→ **Directive**: Lift out each line of the data that holds "Median".

→ **Record excerpts**:
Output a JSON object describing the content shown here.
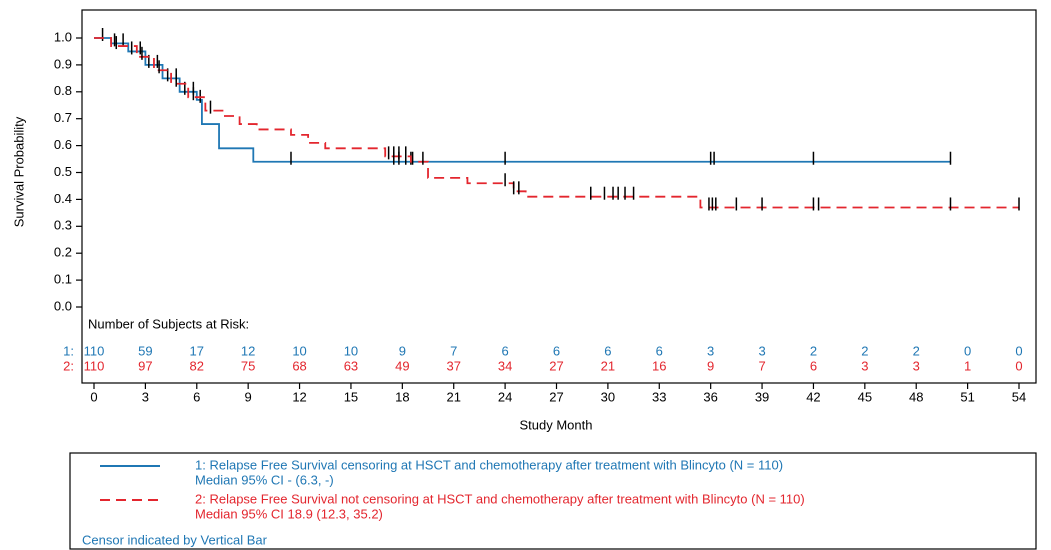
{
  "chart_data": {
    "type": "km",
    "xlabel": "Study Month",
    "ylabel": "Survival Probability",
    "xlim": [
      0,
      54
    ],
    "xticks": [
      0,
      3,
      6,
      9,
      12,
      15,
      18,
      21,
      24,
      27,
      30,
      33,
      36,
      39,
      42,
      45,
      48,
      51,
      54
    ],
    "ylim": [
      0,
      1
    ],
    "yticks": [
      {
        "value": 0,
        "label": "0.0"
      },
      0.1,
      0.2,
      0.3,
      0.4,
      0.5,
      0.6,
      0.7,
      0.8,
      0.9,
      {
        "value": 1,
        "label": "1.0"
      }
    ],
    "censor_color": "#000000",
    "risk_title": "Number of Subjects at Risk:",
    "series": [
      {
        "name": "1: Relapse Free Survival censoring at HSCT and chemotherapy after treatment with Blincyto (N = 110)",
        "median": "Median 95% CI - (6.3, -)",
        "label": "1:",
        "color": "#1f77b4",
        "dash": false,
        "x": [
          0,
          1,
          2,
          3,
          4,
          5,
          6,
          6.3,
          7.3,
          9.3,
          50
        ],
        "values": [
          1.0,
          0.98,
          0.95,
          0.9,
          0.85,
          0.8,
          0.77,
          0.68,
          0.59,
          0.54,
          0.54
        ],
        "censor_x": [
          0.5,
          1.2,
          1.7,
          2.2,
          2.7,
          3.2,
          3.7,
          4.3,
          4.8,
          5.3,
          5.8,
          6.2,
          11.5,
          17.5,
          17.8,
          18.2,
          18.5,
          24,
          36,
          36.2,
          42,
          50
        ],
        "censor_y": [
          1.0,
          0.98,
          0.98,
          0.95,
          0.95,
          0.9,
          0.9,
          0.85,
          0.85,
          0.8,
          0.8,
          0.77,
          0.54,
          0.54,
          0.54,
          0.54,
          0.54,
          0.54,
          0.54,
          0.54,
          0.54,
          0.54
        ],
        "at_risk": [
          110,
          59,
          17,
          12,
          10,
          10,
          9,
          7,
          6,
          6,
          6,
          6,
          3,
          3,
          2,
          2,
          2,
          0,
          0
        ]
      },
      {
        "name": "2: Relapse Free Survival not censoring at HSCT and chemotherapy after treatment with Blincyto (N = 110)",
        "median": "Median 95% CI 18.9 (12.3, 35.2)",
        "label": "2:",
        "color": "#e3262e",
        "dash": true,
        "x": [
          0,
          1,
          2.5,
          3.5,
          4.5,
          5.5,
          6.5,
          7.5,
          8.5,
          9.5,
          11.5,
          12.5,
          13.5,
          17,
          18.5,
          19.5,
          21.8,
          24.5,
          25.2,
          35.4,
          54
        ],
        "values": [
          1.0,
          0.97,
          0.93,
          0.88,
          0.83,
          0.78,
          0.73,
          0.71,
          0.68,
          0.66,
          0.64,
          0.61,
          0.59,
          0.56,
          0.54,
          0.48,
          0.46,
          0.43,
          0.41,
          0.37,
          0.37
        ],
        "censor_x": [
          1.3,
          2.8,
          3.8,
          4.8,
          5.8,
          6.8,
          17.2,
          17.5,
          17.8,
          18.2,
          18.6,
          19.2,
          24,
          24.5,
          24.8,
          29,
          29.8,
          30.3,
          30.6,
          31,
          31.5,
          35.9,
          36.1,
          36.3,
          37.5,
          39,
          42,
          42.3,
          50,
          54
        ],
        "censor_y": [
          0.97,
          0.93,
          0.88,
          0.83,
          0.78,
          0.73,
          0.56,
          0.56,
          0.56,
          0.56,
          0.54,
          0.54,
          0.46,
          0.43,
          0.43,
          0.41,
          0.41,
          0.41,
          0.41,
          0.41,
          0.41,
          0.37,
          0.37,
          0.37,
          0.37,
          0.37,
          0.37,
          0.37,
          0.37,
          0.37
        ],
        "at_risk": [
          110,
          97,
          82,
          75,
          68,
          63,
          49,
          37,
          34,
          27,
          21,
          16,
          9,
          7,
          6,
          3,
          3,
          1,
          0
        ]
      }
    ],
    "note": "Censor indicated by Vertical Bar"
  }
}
* * *
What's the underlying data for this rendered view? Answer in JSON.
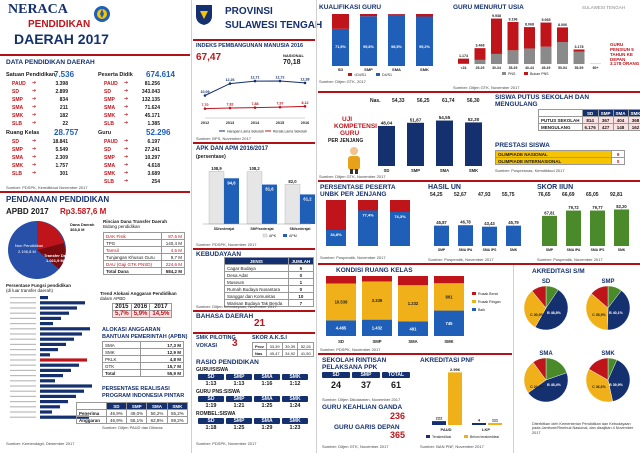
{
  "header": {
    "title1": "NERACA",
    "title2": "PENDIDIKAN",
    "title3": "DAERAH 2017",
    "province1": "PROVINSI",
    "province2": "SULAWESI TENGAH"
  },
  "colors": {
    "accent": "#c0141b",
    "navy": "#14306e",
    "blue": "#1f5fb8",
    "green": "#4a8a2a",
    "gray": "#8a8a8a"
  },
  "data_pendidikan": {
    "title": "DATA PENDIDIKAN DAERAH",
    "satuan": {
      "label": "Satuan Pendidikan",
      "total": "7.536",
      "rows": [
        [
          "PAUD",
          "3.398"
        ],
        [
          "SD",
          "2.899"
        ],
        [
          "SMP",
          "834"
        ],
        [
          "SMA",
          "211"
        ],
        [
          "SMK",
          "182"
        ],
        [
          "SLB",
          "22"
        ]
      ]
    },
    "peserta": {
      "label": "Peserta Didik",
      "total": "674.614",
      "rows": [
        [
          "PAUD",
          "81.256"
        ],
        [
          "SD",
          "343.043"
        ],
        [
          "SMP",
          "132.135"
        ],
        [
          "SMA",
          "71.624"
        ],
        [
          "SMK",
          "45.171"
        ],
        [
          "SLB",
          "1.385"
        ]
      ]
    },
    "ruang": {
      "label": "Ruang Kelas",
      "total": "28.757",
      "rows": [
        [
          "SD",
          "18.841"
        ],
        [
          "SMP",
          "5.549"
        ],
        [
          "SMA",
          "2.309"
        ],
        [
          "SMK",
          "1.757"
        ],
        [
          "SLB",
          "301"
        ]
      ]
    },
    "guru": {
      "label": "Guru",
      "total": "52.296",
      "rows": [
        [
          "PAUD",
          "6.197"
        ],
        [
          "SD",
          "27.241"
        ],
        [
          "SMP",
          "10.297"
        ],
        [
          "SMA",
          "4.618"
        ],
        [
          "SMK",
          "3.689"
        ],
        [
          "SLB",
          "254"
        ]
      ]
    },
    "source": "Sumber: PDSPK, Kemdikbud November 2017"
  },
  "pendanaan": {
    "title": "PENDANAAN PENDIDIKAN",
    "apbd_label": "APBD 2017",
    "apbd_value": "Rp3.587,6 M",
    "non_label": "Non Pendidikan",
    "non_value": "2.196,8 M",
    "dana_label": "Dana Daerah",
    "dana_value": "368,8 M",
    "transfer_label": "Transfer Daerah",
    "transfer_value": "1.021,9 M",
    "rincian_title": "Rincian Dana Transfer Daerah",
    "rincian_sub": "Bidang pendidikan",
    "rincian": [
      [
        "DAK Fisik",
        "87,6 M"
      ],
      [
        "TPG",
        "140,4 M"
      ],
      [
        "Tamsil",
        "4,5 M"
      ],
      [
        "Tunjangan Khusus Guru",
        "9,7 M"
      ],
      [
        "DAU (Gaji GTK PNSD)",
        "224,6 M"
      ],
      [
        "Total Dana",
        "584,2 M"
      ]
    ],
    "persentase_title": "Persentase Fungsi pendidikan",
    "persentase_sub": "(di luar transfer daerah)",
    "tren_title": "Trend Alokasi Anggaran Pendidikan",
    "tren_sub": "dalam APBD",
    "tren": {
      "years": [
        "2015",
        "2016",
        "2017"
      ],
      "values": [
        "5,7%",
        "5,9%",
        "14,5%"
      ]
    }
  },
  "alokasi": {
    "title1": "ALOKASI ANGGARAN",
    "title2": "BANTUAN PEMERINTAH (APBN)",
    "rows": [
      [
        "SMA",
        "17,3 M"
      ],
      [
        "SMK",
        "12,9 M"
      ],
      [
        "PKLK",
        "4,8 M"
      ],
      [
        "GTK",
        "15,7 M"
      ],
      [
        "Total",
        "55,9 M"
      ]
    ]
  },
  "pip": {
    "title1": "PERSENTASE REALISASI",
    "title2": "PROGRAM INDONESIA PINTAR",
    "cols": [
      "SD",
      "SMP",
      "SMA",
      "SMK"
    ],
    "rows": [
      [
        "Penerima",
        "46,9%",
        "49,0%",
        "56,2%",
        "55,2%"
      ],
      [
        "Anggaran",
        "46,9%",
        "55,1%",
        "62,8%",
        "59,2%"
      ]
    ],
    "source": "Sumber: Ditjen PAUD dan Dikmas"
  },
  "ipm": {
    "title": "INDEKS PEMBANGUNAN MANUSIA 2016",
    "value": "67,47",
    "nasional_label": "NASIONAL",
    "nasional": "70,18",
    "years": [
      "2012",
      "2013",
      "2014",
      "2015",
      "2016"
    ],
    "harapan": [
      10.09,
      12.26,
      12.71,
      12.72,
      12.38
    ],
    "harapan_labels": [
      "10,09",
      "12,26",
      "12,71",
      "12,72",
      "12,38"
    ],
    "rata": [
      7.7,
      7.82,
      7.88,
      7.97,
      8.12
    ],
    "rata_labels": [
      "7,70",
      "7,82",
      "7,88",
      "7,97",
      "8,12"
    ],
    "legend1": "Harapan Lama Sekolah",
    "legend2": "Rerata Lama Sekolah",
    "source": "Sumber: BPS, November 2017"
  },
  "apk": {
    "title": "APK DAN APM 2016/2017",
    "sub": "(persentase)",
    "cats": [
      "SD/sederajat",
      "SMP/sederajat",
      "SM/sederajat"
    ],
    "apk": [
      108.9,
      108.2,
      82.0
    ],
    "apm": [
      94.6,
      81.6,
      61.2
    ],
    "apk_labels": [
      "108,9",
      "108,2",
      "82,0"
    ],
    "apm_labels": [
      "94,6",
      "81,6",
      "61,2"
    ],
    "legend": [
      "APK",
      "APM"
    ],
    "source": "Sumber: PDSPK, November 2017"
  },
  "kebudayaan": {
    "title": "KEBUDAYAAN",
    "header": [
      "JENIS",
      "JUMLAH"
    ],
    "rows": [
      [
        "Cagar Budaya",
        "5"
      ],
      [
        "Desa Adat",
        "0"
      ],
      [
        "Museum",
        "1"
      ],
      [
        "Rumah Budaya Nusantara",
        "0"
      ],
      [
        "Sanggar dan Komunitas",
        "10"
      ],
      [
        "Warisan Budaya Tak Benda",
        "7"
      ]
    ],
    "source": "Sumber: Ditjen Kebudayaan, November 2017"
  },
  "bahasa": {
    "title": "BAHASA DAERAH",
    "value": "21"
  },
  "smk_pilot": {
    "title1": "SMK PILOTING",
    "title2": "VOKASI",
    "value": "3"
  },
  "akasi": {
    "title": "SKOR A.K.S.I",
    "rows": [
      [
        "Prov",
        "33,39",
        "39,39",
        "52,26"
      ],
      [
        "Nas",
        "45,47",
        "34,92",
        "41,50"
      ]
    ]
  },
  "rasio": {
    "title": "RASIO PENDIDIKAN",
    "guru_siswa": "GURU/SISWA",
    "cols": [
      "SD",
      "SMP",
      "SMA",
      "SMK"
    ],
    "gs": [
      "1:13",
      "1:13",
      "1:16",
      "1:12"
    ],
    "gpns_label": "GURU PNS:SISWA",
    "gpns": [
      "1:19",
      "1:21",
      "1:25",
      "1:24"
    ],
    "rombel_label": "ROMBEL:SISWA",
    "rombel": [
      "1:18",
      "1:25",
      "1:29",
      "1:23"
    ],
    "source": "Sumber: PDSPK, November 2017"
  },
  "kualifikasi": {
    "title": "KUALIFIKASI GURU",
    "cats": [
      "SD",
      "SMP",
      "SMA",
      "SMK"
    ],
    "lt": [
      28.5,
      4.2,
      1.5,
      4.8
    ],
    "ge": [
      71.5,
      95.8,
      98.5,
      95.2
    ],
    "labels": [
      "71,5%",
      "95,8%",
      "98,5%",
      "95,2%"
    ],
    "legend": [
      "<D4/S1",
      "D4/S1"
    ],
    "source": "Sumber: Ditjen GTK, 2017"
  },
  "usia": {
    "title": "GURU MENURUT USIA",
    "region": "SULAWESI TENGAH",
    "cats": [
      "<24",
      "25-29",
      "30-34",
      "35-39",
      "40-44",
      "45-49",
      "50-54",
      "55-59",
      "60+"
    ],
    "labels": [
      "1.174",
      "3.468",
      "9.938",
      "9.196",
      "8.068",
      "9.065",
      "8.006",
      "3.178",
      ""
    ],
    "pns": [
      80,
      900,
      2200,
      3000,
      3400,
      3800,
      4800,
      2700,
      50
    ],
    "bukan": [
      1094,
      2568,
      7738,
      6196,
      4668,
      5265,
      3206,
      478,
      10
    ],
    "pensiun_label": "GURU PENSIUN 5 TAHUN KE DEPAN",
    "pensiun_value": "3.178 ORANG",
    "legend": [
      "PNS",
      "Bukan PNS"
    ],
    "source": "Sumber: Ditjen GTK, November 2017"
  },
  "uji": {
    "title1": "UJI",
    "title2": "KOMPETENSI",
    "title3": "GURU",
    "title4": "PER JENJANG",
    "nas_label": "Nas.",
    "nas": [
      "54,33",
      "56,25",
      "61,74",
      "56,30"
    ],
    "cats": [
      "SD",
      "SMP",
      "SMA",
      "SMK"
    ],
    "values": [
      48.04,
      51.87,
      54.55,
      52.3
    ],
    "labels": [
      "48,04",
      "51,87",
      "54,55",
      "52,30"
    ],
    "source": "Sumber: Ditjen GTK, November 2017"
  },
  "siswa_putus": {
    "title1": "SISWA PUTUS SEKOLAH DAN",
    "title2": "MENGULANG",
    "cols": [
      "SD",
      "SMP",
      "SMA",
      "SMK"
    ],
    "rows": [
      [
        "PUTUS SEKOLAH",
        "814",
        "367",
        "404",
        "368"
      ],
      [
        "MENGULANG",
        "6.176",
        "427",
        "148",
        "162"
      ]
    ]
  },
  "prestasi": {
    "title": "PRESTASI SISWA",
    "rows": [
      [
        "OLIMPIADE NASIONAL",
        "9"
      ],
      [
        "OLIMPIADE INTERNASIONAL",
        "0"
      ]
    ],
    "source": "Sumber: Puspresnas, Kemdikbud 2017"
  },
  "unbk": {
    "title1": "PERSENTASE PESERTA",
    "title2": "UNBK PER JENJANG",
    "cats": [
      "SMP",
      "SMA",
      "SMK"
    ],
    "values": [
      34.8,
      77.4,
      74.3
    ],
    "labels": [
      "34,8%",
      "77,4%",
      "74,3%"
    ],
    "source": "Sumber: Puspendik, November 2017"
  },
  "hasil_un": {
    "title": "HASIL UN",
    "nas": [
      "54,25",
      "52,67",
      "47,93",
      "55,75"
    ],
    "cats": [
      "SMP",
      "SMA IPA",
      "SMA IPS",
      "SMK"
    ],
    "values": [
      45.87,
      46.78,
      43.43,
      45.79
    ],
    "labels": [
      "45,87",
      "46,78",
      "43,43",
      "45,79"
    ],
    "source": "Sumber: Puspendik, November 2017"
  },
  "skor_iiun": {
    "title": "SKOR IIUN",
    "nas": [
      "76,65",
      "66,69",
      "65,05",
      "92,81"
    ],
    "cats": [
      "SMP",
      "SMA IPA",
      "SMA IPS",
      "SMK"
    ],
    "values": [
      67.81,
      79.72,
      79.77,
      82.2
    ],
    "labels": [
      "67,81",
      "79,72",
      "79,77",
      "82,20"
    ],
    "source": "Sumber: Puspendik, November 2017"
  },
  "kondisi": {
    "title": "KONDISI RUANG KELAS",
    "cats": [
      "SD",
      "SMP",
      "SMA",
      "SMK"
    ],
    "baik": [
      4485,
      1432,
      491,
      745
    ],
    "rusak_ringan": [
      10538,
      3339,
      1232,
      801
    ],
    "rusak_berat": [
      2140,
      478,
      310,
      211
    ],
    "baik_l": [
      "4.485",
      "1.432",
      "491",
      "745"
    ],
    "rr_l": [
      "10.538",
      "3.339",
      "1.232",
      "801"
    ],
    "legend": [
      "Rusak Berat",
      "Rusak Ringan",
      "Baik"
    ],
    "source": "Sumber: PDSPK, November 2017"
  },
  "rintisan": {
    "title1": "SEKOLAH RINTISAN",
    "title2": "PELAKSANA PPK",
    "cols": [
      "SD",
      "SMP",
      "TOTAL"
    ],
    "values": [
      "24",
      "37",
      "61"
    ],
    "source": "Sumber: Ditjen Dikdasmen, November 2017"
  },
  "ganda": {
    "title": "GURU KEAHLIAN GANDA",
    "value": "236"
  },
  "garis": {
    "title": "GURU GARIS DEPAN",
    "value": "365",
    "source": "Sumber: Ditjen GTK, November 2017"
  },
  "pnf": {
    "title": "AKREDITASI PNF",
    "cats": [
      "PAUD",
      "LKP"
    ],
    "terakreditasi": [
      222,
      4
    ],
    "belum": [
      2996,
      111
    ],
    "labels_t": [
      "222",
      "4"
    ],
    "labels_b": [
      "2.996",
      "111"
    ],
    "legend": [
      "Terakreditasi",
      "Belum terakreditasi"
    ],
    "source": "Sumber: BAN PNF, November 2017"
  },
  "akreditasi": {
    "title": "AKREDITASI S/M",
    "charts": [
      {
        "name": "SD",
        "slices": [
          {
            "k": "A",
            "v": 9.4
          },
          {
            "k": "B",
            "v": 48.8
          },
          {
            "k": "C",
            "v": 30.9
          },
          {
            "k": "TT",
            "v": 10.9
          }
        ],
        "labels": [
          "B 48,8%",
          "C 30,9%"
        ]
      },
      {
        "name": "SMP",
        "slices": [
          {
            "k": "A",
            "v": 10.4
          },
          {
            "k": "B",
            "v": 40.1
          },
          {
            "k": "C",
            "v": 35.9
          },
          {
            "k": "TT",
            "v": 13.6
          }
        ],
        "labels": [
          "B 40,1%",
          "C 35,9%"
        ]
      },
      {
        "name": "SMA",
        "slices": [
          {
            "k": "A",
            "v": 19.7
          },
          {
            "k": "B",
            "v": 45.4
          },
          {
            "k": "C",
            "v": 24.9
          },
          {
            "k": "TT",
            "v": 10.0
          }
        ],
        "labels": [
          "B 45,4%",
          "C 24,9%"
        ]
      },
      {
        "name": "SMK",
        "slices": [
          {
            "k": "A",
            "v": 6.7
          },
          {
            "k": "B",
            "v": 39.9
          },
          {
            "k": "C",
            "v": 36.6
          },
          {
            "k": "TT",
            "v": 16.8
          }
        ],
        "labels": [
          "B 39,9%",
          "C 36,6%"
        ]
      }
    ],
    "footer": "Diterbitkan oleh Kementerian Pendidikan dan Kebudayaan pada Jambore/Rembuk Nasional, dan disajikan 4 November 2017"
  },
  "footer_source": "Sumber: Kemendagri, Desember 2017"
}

→ **Expected answer**:
        "median": "Median 95% CI - (6.3, -)",
        "median": "Median 95% CI 18.9 (12.3, 35.2)",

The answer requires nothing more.